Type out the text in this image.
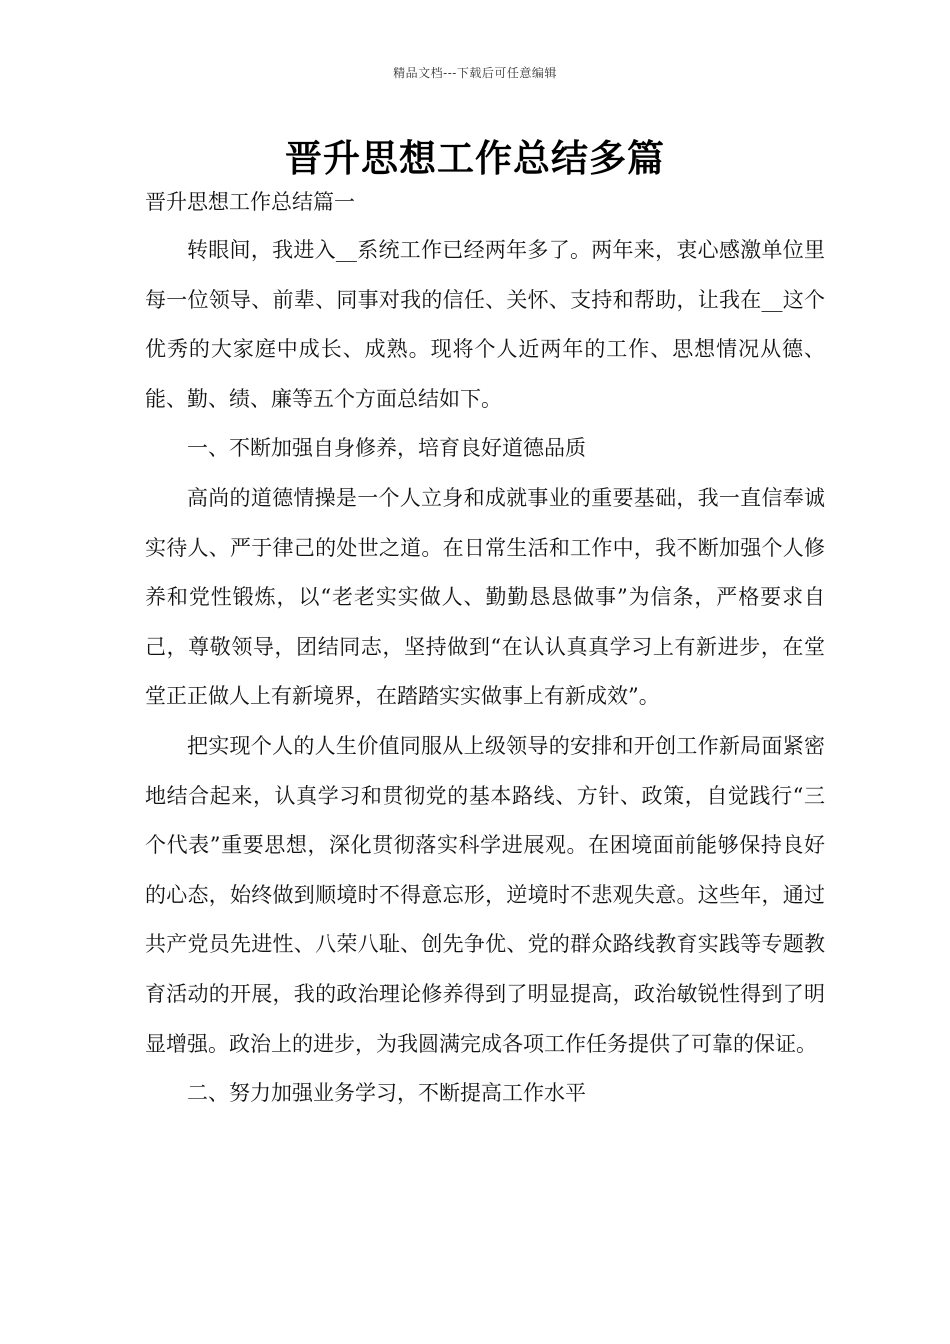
精品文档---下载后可任意编辑
晋升思想工作总结多篇
晋升思想工作总结篇一

转眼间，我进入__系统工作已经两年多了。两年来，衷心感激单位里每一位领导、前辈、同事对我的信任、关怀、支持和帮助，让我在__这个优秀的大家庭中成长、成熟。现将个人近两年的工作、思想情况从德、能、勤、绩、廉等五个方面总结如下。

一、不断加强自身修养，培育良好道德品质

高尚的道德情操是一个人立身和成就事业的重要基础，我一直信奉诚实待人、严于律己的处世之道。在日常生活和工作中，我不断加强个人修养和党性锻炼，以“老老实实做人、勤勤恳恳做事”为信条，严格要求自己，尊敬领导，团结同志，坚持做到“在认认真真学习上有新进步，在堂堂正正做人上有新境界，在踏踏实实做事上有新成效”。

把实现个人的人生价值同服从上级领导的安排和开创工作新局面紧密地结合起来，认真学习和贯彻党的基本路线、方针、政策，自觉践行“三个代表”重要思想，深化贯彻落实科学进展观。在困境面前能够保持良好的心态，始终做到顺境时不得意忘形，逆境时不悲观失意。这些年，通过共产党员先进性、八荣八耻、创先争优、党的群众路线教育实践等专题教育活动的开展，我的政治理论修养得到了明显提高，政治敏锐性得到了明显增强。政治上的进步，为我圆满完成各项工作任务提供了可靠的保证。

二、努力加强业务学习，不断提高工作水平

The exercise ::
In the copy, include all records verbatim but no images.

Solution to the exercise ::
Type out the text in this image.
精品文档---下载后可任意编辑
晋升思想工作总结多篇
晋升思想工作总结篇一

转眼间，我进入__系统工作已经两年多了。两年来，衷心感激单位里每一位领导、前辈、同事对我的信任、关怀、支持和帮助，让我在__这个优秀的大家庭中成长、成熟。现将个人近两年的工作、思想情况从德、能、勤、绩、廉等五个方面总结如下。

一、不断加强自身修养，培育良好道德品质

高尚的道德情操是一个人立身和成就事业的重要基础，我一直信奉诚实待人、严于律己的处世之道。在日常生活和工作中，我不断加强个人修养和党性锻炼，以“老老实实做人、勤勤恳恳做事”为信条，严格要求自己，尊敬领导，团结同志，坚持做到“在认认真真学习上有新进步，在堂堂正正做人上有新境界，在踏踏实实做事上有新成效”。

把实现个人的人生价值同服从上级领导的安排和开创工作新局面紧密地结合起来，认真学习和贯彻党的基本路线、方针、政策，自觉践行“三个代表”重要思想，深化贯彻落实科学进展观。在困境面前能够保持良好的心态，始终做到顺境时不得意忘形，逆境时不悲观失意。这些年，通过共产党员先进性、八荣八耻、创先争优、党的群众路线教育实践等专题教育活动的开展，我的政治理论修养得到了明显提高，政治敏锐性得到了明显增强。政治上的进步，为我圆满完成各项工作任务提供了可靠的保证。

二、努力加强业务学习，不断提高工作水平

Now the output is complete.